§ EXERCISE BRIEF: Extract the complete listing and repeat it word for word.

§ SUPPLIED MATERIAL:
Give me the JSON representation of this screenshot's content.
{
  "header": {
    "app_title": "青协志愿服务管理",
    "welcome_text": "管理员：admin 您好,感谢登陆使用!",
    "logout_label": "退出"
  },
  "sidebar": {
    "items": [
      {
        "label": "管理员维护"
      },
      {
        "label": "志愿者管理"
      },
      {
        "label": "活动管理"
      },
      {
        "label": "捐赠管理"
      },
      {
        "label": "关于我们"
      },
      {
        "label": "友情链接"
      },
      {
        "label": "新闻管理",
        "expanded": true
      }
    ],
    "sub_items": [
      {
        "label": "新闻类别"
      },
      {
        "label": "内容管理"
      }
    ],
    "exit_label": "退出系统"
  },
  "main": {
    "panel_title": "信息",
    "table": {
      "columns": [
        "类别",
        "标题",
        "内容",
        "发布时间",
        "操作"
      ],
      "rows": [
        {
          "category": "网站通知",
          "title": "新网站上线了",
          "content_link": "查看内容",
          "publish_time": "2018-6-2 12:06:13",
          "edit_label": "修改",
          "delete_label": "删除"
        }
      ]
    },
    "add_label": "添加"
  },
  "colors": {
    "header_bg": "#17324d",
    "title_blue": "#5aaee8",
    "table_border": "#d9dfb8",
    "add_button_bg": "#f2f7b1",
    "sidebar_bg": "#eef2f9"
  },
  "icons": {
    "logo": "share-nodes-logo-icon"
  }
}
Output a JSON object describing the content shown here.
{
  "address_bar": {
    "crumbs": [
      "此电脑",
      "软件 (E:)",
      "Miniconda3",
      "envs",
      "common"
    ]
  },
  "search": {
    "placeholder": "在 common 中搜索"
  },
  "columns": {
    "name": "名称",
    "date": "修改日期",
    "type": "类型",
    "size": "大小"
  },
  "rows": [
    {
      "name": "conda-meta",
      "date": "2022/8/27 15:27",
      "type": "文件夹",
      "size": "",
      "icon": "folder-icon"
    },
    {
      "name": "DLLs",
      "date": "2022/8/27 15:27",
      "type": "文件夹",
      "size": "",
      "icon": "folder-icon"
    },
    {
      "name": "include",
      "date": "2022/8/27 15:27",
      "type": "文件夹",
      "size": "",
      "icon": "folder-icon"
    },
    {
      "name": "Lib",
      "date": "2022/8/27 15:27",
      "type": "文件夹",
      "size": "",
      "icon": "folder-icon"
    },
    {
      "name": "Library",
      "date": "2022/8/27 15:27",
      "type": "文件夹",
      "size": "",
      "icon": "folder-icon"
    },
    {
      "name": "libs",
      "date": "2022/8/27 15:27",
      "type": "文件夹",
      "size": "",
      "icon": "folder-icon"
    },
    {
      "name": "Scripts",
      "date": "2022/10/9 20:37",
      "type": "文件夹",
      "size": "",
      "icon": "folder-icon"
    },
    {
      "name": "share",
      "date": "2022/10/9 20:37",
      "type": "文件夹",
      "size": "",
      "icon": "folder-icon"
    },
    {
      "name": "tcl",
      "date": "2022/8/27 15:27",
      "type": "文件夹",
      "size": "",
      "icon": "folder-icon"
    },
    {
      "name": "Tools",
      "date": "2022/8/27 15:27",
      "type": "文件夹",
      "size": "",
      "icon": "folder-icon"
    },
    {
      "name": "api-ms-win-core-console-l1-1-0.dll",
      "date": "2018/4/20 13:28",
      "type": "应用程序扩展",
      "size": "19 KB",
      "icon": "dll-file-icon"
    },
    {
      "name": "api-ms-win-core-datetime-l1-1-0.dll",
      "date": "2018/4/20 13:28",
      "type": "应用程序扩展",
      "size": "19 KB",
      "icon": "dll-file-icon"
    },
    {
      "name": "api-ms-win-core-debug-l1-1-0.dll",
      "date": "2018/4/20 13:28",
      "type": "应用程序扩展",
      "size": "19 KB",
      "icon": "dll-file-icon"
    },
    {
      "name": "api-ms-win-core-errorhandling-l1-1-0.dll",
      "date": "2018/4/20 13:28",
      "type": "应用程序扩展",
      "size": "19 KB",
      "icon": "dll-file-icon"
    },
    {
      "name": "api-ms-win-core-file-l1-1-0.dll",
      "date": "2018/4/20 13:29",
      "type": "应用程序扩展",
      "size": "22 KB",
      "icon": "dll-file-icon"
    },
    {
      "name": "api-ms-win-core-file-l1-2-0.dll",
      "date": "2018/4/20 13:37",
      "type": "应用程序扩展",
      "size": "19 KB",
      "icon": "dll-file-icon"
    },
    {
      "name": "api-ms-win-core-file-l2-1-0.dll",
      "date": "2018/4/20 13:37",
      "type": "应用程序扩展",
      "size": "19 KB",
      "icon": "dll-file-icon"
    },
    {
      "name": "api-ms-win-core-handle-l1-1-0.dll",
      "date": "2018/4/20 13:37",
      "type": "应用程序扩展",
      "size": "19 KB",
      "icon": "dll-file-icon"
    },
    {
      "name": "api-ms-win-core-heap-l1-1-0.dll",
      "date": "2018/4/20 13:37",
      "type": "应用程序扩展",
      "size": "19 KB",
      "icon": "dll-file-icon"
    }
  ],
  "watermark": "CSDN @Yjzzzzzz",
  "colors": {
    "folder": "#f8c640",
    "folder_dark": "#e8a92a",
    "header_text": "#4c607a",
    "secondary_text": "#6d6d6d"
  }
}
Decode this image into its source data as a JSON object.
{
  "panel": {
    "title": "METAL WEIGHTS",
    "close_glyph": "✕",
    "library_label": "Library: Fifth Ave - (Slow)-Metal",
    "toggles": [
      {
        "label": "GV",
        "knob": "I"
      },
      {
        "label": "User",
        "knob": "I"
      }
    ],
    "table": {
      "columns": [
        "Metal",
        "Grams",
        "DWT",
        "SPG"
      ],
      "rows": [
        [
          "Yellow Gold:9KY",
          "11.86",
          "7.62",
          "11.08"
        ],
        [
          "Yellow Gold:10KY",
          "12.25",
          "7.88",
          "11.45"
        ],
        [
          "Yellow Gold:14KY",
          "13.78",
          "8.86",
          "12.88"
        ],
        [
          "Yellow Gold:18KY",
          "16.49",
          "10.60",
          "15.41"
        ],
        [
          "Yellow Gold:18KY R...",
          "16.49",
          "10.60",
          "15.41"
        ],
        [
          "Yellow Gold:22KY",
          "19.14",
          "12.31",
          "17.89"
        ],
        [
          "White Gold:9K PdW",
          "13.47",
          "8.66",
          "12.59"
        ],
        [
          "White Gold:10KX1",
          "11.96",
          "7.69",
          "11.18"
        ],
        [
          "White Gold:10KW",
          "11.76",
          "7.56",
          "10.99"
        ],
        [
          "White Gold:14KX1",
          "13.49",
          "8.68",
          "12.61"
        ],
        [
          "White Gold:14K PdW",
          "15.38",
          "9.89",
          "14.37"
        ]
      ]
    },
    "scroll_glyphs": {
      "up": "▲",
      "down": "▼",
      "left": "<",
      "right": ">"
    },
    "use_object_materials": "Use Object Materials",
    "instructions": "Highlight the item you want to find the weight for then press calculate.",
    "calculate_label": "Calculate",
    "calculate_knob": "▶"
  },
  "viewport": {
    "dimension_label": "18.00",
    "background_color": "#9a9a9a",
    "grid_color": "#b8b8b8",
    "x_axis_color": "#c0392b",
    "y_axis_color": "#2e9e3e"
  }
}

§ FINISHED TASK:
Give me the JSON representation of this screenshot's content.
{
  "header": {
    "app_title": "青协志愿服务管理",
    "welcome_text": "管理员：admin 您好,感谢登陆使用!",
    "logout_label": "退出"
  },
  "sidebar": {
    "items": [
      {
        "label": "管理员维护"
      },
      {
        "label": "志愿者管理"
      },
      {
        "label": "活动管理"
      },
      {
        "label": "捐赠管理"
      },
      {
        "label": "关于我们"
      },
      {
        "label": "友情链接"
      },
      {
        "label": "新闻管理",
        "expanded": true
      }
    ],
    "sub_items": [
      {
        "label": "新闻类别"
      },
      {
        "label": "内容管理"
      }
    ],
    "exit_label": "退出系统"
  },
  "main": {
    "panel_title": "信息",
    "table": {
      "columns": [
        "类别",
        "标题",
        "内容",
        "发布时间",
        "操作"
      ],
      "rows": [
        {
          "category": "网站通知",
          "title": "新网站上线了",
          "content_link": "查看内容",
          "publish_time": "2018-6-2 12:06:13",
          "edit_label": "修改",
          "delete_label": "删除"
        }
      ]
    },
    "add_label": "添加"
  },
  "colors": {
    "header_bg": "#17324d",
    "title_blue": "#5aaee8",
    "table_border": "#d9dfb8",
    "add_button_bg": "#f2f7b1",
    "sidebar_bg": "#eef2f9"
  },
  "icons": {
    "logo": "share-nodes-logo-icon"
  }
}
Output a JSON object describing the content shown here.
{
  "address_bar": {
    "crumbs": [
      "此电脑",
      "软件 (E:)",
      "Miniconda3",
      "envs",
      "common"
    ]
  },
  "search": {
    "placeholder": "在 common 中搜索"
  },
  "columns": {
    "name": "名称",
    "date": "修改日期",
    "type": "类型",
    "size": "大小"
  },
  "rows": [
    {
      "name": "conda-meta",
      "date": "2022/8/27 15:27",
      "type": "文件夹",
      "size": "",
      "icon": "folder-icon"
    },
    {
      "name": "DLLs",
      "date": "2022/8/27 15:27",
      "type": "文件夹",
      "size": "",
      "icon": "folder-icon"
    },
    {
      "name": "include",
      "date": "2022/8/27 15:27",
      "type": "文件夹",
      "size": "",
      "icon": "folder-icon"
    },
    {
      "name": "Lib",
      "date": "2022/8/27 15:27",
      "type": "文件夹",
      "size": "",
      "icon": "folder-icon"
    },
    {
      "name": "Library",
      "date": "2022/8/27 15:27",
      "type": "文件夹",
      "size": "",
      "icon": "folder-icon"
    },
    {
      "name": "libs",
      "date": "2022/8/27 15:27",
      "type": "文件夹",
      "size": "",
      "icon": "folder-icon"
    },
    {
      "name": "Scripts",
      "date": "2022/10/9 20:37",
      "type": "文件夹",
      "size": "",
      "icon": "folder-icon"
    },
    {
      "name": "share",
      "date": "2022/10/9 20:37",
      "type": "文件夹",
      "size": "",
      "icon": "folder-icon"
    },
    {
      "name": "tcl",
      "date": "2022/8/27 15:27",
      "type": "文件夹",
      "size": "",
      "icon": "folder-icon"
    },
    {
      "name": "Tools",
      "date": "2022/8/27 15:27",
      "type": "文件夹",
      "size": "",
      "icon": "folder-icon"
    },
    {
      "name": "api-ms-win-core-console-l1-1-0.dll",
      "date": "2018/4/20 13:28",
      "type": "应用程序扩展",
      "size": "19 KB",
      "icon": "dll-file-icon"
    },
    {
      "name": "api-ms-win-core-datetime-l1-1-0.dll",
      "date": "2018/4/20 13:28",
      "type": "应用程序扩展",
      "size": "19 KB",
      "icon": "dll-file-icon"
    },
    {
      "name": "api-ms-win-core-debug-l1-1-0.dll",
      "date": "2018/4/20 13:28",
      "type": "应用程序扩展",
      "size": "19 KB",
      "icon": "dll-file-icon"
    },
    {
      "name": "api-ms-win-core-errorhandling-l1-1-0.dll",
      "date": "2018/4/20 13:28",
      "type": "应用程序扩展",
      "size": "19 KB",
      "icon": "dll-file-icon"
    },
    {
      "name": "api-ms-win-core-file-l1-1-0.dll",
      "date": "2018/4/20 13:29",
      "type": "应用程序扩展",
      "size": "22 KB",
      "icon": "dll-file-icon"
    },
    {
      "name": "api-ms-win-core-file-l1-2-0.dll",
      "date": "2018/4/20 13:37",
      "type": "应用程序扩展",
      "size": "19 KB",
      "icon": "dll-file-icon"
    },
    {
      "name": "api-ms-win-core-file-l2-1-0.dll",
      "date": "2018/4/20 13:37",
      "type": "应用程序扩展",
      "size": "19 KB",
      "icon": "dll-file-icon"
    },
    {
      "name": "api-ms-win-core-handle-l1-1-0.dll",
      "date": "2018/4/20 13:37",
      "type": "应用程序扩展",
      "size": "19 KB",
      "icon": "dll-file-icon"
    },
    {
      "name": "api-ms-win-core-heap-l1-1-0.dll",
      "date": "2018/4/20 13:37",
      "type": "应用程序扩展",
      "size": "19 KB",
      "icon": "dll-file-icon"
    }
  ],
  "watermark": "CSDN @Yjzzzzzz",
  "colors": {
    "folder": "#f8c640",
    "folder_dark": "#e8a92a",
    "header_text": "#4c607a",
    "secondary_text": "#6d6d6d"
  }
}
Decode this image into its source data as a JSON object.
{
  "panel": {
    "title": "METAL WEIGHTS",
    "close_glyph": "✕",
    "library_label": "Library: Fifth Ave - (Slow)-Metal",
    "toggles": [
      {
        "label": "GV",
        "knob": "I"
      },
      {
        "label": "User",
        "knob": "I"
      }
    ],
    "table": {
      "columns": [
        "Metal",
        "Grams",
        "DWT",
        "SPG"
      ],
      "rows": [
        [
          "Yellow Gold:9KY",
          "11.86",
          "7.62",
          "11.08"
        ],
        [
          "Yellow Gold:10KY",
          "12.25",
          "7.88",
          "11.45"
        ],
        [
          "Yellow Gold:14KY",
          "13.78",
          "8.86",
          "12.88"
        ],
        [
          "Yellow Gold:18KY",
          "16.49",
          "10.60",
          "15.41"
        ],
        [
          "Yellow Gold:18KY R...",
          "16.49",
          "10.60",
          "15.41"
        ],
        [
          "Yellow Gold:22KY",
          "19.14",
          "12.31",
          "17.89"
        ],
        [
          "White Gold:9K PdW",
          "13.47",
          "8.66",
          "12.59"
        ],
        [
          "White Gold:10KX1",
          "11.96",
          "7.69",
          "11.18"
        ],
        [
          "White Gold:10KW",
          "11.76",
          "7.56",
          "10.99"
        ],
        [
          "White Gold:14KX1",
          "13.49",
          "8.68",
          "12.61"
        ],
        [
          "White Gold:14K PdW",
          "15.38",
          "9.89",
          "14.37"
        ]
      ]
    },
    "scroll_glyphs": {
      "up": "▲",
      "down": "▼",
      "left": "<",
      "right": ">"
    },
    "use_object_materials": "Use Object Materials",
    "instructions": "Highlight the item you want to find the weight for then press calculate.",
    "calculate_label": "Calculate",
    "calculate_knob": "▶"
  },
  "viewport": {
    "dimension_label": "18.00",
    "background_color": "#9a9a9a",
    "grid_color": "#b8b8b8",
    "x_axis_color": "#c0392b",
    "y_axis_color": "#2e9e3e"
  }
}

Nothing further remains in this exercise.